* _TEXTAUSZUG_
· · · ·
# Bootsdiebstahl und Fischwilderei !



## MAAKMASTER (2. August 2019)

Hallo,
1, Seit dem letzten Jahr ( Oktober ) häufen sich in Asselt/ Swalmen, HSV de Swalm und Jachthaven W.S.V. Ascloa die Boots und Motorendiebstähle und auch die Beschädigungen an den Booten nimmt immer mehr zu.
Es werden die Seile/Ketten und auch die Schlösser zur Befestigung der Boote, mit Bolzenschneider und Sägen abgeschnitten,Sitzbänke ins Wasser geworfen und Boote mit Leuchtfarbe besprüht.
Erst letztes Wochenende wurden wieder 2 Boote entwendet, und anschließend....beschädigt am Ufer zurückgelassen.
Insgesamt sind seit 2018 bis Heute 3 x Pionier 12 Boote und ein Stahlboot gestohlen worden, und nicht wieder aufgetaucht.
· · · ·
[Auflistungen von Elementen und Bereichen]
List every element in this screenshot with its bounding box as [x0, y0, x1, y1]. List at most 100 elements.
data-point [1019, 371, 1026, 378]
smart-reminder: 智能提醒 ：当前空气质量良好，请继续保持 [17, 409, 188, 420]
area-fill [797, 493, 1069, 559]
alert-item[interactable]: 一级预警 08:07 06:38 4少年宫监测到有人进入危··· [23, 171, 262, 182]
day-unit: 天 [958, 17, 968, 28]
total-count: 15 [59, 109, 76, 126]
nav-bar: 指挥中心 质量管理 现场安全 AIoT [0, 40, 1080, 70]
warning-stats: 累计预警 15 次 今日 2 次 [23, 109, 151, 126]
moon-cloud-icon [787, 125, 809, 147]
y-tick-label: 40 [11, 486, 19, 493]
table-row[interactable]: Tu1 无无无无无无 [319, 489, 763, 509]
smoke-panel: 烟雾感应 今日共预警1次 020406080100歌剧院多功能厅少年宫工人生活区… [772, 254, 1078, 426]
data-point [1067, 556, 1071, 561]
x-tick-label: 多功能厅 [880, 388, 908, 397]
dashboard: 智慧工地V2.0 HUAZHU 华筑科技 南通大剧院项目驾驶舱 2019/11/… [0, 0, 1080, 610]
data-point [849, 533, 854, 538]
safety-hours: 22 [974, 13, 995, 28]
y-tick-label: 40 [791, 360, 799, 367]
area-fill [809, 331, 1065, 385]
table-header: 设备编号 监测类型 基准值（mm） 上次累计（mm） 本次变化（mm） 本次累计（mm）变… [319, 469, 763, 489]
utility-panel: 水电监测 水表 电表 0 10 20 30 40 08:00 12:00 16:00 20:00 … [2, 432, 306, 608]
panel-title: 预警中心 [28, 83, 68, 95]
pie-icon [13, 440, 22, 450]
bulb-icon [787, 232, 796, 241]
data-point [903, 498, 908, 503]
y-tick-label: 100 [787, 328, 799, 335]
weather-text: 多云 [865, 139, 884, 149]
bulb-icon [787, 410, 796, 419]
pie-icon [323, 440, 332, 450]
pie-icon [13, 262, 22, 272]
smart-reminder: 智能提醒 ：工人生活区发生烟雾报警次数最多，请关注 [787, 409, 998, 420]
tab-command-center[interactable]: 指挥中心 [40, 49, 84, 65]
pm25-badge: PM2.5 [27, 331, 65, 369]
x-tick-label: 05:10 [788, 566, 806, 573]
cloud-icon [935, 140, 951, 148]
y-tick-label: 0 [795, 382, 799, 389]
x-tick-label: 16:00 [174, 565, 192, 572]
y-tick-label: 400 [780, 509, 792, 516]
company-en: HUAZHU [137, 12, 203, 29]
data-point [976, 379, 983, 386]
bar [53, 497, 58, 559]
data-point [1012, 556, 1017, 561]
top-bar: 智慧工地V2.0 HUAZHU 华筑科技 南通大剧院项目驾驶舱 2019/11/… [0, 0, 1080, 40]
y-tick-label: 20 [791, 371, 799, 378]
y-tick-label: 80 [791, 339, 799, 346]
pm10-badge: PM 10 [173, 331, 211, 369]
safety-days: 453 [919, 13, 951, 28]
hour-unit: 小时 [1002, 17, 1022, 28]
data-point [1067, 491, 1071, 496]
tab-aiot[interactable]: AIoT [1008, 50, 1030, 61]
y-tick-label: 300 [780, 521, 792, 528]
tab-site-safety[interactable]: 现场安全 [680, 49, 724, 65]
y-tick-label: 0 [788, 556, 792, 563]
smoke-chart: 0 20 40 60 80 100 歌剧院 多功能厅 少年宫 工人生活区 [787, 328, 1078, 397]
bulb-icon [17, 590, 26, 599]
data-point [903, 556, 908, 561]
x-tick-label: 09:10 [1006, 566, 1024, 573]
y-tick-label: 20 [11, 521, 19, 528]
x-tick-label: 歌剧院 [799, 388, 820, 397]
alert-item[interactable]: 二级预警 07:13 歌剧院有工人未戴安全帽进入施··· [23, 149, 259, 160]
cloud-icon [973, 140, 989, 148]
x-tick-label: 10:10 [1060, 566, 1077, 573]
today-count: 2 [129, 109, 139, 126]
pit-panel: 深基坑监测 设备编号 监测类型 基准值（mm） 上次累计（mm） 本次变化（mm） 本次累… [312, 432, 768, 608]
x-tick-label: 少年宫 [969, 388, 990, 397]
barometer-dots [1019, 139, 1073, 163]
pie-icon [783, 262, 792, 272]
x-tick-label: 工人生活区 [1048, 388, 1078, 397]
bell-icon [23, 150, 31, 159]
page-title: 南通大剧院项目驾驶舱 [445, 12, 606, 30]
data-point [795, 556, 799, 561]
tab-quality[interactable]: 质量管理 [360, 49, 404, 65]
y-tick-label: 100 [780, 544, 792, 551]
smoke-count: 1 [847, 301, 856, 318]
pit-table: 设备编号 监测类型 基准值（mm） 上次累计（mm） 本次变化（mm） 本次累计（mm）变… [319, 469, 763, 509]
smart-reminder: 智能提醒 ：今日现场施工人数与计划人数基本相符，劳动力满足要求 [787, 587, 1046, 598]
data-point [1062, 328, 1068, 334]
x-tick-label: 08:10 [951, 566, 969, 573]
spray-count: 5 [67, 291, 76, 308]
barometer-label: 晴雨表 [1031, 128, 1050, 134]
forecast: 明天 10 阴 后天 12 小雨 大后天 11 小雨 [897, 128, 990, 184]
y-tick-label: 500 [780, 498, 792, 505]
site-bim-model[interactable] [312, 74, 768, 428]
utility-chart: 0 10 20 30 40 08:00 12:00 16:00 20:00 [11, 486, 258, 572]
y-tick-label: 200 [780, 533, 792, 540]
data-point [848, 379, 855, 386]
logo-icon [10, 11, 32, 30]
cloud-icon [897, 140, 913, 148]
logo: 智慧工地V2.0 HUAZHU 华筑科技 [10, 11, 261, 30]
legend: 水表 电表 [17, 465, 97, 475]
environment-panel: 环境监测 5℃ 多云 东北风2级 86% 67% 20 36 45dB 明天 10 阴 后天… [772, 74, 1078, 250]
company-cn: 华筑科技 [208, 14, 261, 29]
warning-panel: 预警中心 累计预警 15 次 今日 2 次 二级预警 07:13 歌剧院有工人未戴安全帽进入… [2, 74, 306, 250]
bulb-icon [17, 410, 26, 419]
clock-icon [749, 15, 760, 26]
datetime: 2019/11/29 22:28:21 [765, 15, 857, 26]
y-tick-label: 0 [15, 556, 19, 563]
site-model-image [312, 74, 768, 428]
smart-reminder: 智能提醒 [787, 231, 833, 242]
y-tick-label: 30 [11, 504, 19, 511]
· · · ·
* _AUFGABEN_
- 1) Gib bitte aus dem Textauszug alles von „Es werden die“ bis hinunter zu „mit Leuchtfarbe besprüht.“ wortgetreu wieder.
- 2) Wie viele Boote vom Typ Pionier 12 sind laut Textauszug seit 2018 gestohlen worden?
Stütze dich ausschließlich auf den Textauszug.

* _ANTWORTEN_
- 1)
Es werden die Seile/Ketten und auch die Schlösser zur Befestigung der Boote, mit Bolzenschneider und Sägen abgeschnitten,Sitzbänke ins Wasser geworfen und Boote mit Leuchtfarbe besprüht.

- 2) Drei